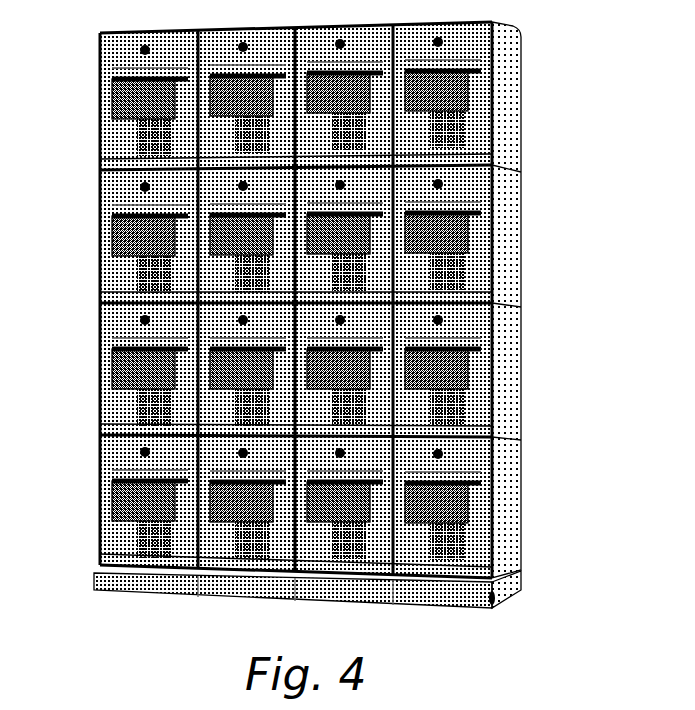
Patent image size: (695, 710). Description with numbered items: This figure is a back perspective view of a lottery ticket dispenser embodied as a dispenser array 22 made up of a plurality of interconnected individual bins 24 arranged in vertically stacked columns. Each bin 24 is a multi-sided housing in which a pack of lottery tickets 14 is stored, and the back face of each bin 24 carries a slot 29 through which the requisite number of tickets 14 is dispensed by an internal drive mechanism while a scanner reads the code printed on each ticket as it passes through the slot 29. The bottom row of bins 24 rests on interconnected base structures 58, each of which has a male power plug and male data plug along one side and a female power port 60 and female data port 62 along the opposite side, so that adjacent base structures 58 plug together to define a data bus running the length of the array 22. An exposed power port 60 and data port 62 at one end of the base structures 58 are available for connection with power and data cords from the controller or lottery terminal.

The lottery tickets 14 is at (118, 100).
The dispenser array 22 is at (612, 128).
The bins 24 is at (520, 74).
The slot 29 is at (110, 353).
The base structures 58 is at (128, 585).
The female power port 60 is at (509, 593).
The female data port 62 is at (491, 604).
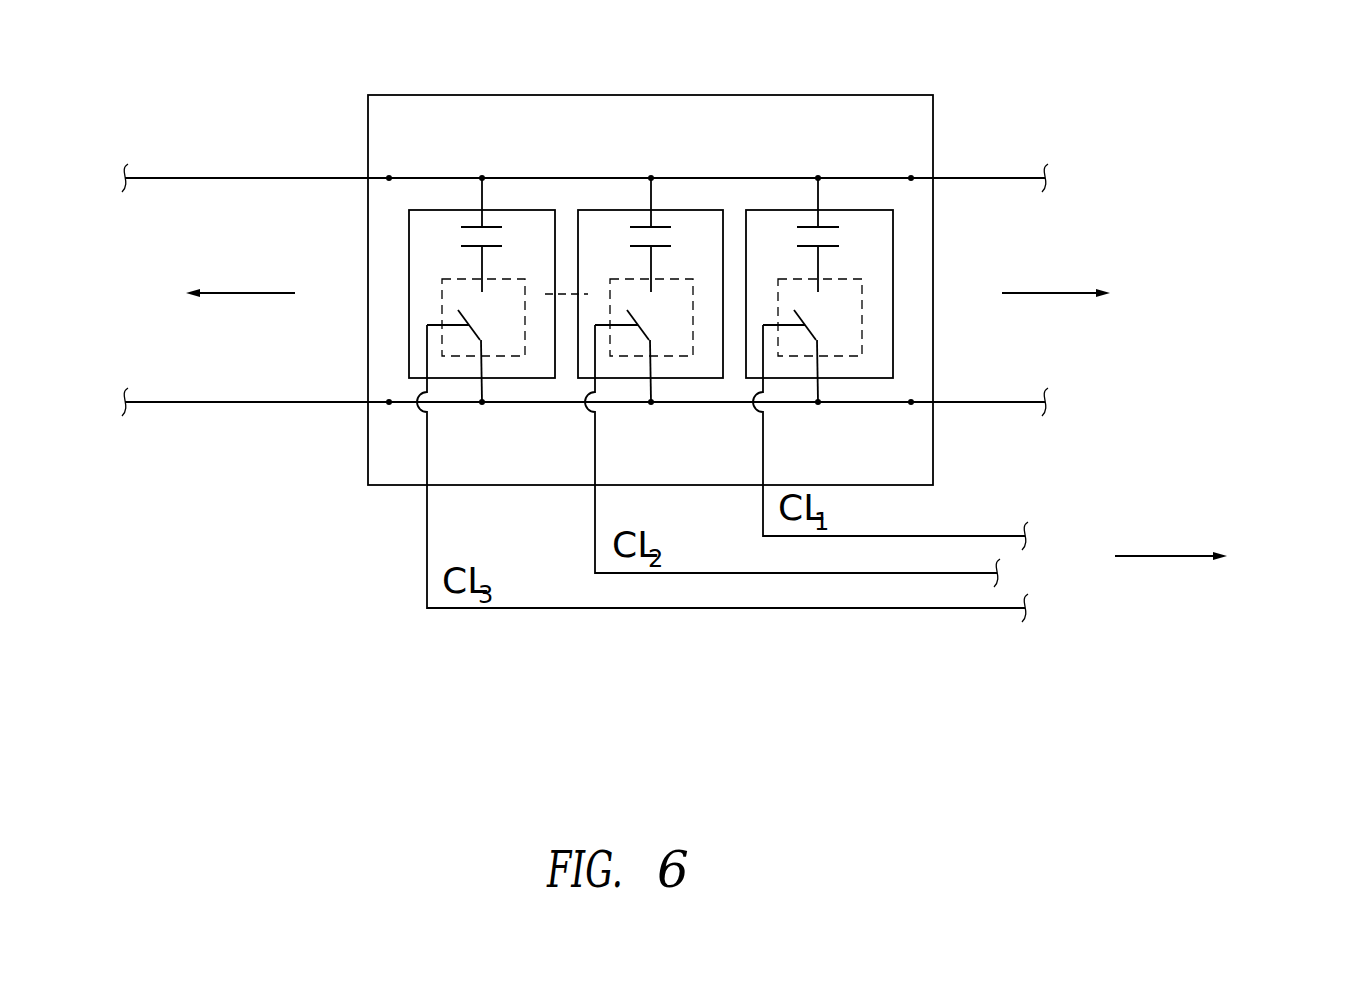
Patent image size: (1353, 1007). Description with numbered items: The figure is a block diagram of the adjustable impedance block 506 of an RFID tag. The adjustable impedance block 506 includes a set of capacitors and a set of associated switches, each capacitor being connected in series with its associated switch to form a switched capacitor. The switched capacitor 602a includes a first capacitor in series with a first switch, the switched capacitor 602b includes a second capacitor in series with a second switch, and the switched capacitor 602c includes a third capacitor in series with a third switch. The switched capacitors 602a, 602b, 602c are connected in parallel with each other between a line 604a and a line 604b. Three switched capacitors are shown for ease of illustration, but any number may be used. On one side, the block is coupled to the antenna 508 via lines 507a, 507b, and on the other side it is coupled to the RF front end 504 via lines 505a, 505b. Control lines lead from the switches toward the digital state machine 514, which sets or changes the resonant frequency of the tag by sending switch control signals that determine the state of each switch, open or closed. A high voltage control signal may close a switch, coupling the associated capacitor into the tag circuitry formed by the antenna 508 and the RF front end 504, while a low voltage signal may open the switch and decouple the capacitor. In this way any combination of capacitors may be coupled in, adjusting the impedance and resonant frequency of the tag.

The adjustable impedance block 506 is at (680, 95).
The line 604a is at (530, 178).
The line 604b is at (530, 403).
The line 507a is at (218, 178).
The line 507b is at (242, 403).
The line 505a is at (997, 178).
The line 505b is at (988, 402).
The switched capacitor 602a is at (855, 380).
The switched capacitor 602b is at (678, 380).
The switched capacitor 602c is at (457, 380).
The antenna 508 is at (254, 294).
The RF front end 504 is at (1081, 294).
The digital state machine 514 is at (1200, 556).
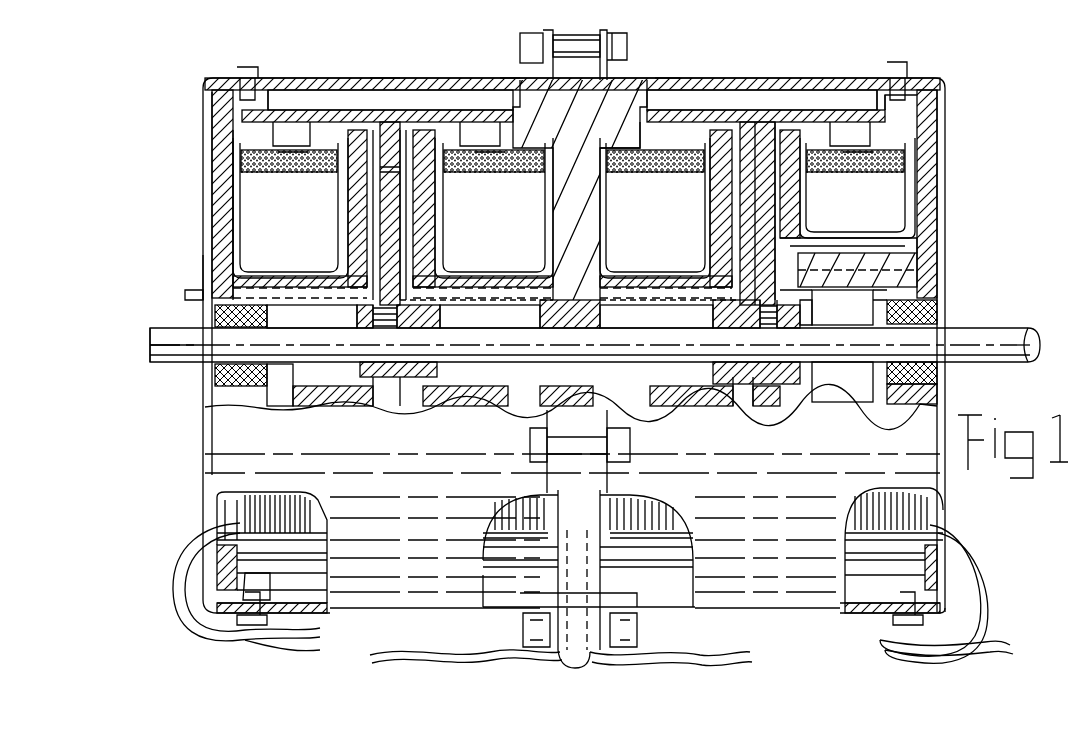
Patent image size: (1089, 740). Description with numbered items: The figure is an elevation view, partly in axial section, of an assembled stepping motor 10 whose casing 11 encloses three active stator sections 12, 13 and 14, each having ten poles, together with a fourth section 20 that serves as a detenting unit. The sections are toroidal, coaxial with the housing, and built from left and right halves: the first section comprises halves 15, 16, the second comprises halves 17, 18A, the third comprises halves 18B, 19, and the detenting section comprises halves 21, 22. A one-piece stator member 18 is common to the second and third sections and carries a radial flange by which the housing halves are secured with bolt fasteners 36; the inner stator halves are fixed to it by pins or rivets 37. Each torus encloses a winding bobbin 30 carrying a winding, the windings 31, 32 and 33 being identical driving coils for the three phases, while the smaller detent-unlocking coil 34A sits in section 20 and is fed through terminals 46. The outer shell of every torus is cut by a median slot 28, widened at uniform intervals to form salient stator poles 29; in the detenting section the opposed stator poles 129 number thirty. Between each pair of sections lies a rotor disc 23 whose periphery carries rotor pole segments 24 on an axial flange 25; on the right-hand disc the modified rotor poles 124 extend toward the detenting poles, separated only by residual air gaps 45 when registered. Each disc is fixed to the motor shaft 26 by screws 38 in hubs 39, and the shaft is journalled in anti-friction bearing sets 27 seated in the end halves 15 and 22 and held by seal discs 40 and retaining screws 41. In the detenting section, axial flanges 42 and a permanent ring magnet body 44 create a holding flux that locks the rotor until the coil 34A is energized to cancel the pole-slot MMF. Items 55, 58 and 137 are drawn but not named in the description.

The stepping motor 10 is at (383, 52).
The casing 11 is at (748, 128).
The first active stator section 12 is at (326, 79).
The rotor poles 124 is at (850, 108).
The segmental stator poles 129 is at (817, 130).
The second active stator section 13 is at (508, 80).
The third active stator section 14 is at (664, 68).
The left half of first stator section 15 is at (235, 175).
The right half of first stator section 16 is at (360, 252).
The left half of second stator section 17 is at (432, 200).
The stator member 18 is at (602, 318).
The right half of second stator section 18A is at (575, 245).
The left half of third stator section 18B is at (600, 250).
The right half of third stator section 19 is at (725, 190).
The fourth stator section 20 is at (866, 68).
The left half of detenting section 21 is at (790, 188).
The right half of detenting section 22 is at (920, 190).
The rotor disc 23 is at (400, 412).
The rotor pole segments 24 is at (432, 118).
The axial flange 25 is at (385, 168).
The motor shaft 26 is at (195, 365).
The anti-friction bearing sets 27 is at (215, 315).
The median slot 28 is at (650, 66).
The salient stator poles 29 is at (700, 62).
The winding bobbin 30 is at (245, 180).
The winding 31 is at (294, 226).
The winding 32 is at (498, 226).
The winding 33 is at (660, 226).
The detent-unlocking coil 34A is at (873, 226).
The bolt fasteners 36 is at (262, 50).
The pins or rivets 37 is at (516, 309).
The screws 38 is at (760, 320).
The hubs 39 is at (450, 408).
The seal discs 40 is at (203, 265).
The retaining screws 41 is at (192, 292).
The axial flanges 42 is at (905, 255).
The permanent ring magnet body 44 is at (833, 307).
The residual air gaps 45 is at (428, 118).
The terminals 46 is at (880, 640).
The bolt 55 is at (608, 52).
The threaded stud 58 is at (385, 322).
The hub 137 is at (850, 336).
:::
Exercise requirements.
Print the stretch of lines from the one containing "Patent image size: (1353, 1007)." through the one containing "The line 507a is at (218, 178).", both included, without changing anything.

Worked answer.
Patent image size: (1353, 1007). Description with numbered items: The figure is a block diagram of the adjustable impedance block 506 of an RFID tag. The adjustable impedance block 506 includes a set of capacitors and a set of associated switches, each capacitor being connected in series with its associated switch to form a switched capacitor. The switched capacitor 602a includes a first capacitor in series with a first switch, the switched capacitor 602b includes a second capacitor in series with a second switch, and the switched capacitor 602c includes a third capacitor in series with a third switch. The switched capacitors 602a, 602b, 602c are connected in parallel with each other between a line 604a and a line 604b. Three switched capacitors are shown for ease of illustration, but any number may be used. On one side, the block is coupled to the antenna 508 via lines 507a, 507b, and on the other side it is coupled to the RF front end 504 via lines 505a, 505b. Control lines lead from the switches toward the digital state machine 514, which sets or changes the resonant frequency of the tag by sending switch control signals that determine the state of each switch, open or closed. A high voltage control signal may close a switch, coupling the associated capacitor into the tag circuitry formed by the antenna 508 and the RF front end 504, while a low voltage signal may open the switch and decouple the capacitor. In this way any combination of capacitors may be coupled in, adjusting the impedance and resonant frequency of the tag.

The adjustable impedance block 506 is at (680, 95).
The line 604a is at (530, 178).
The line 604b is at (530, 403).
The line 507a is at (218, 178).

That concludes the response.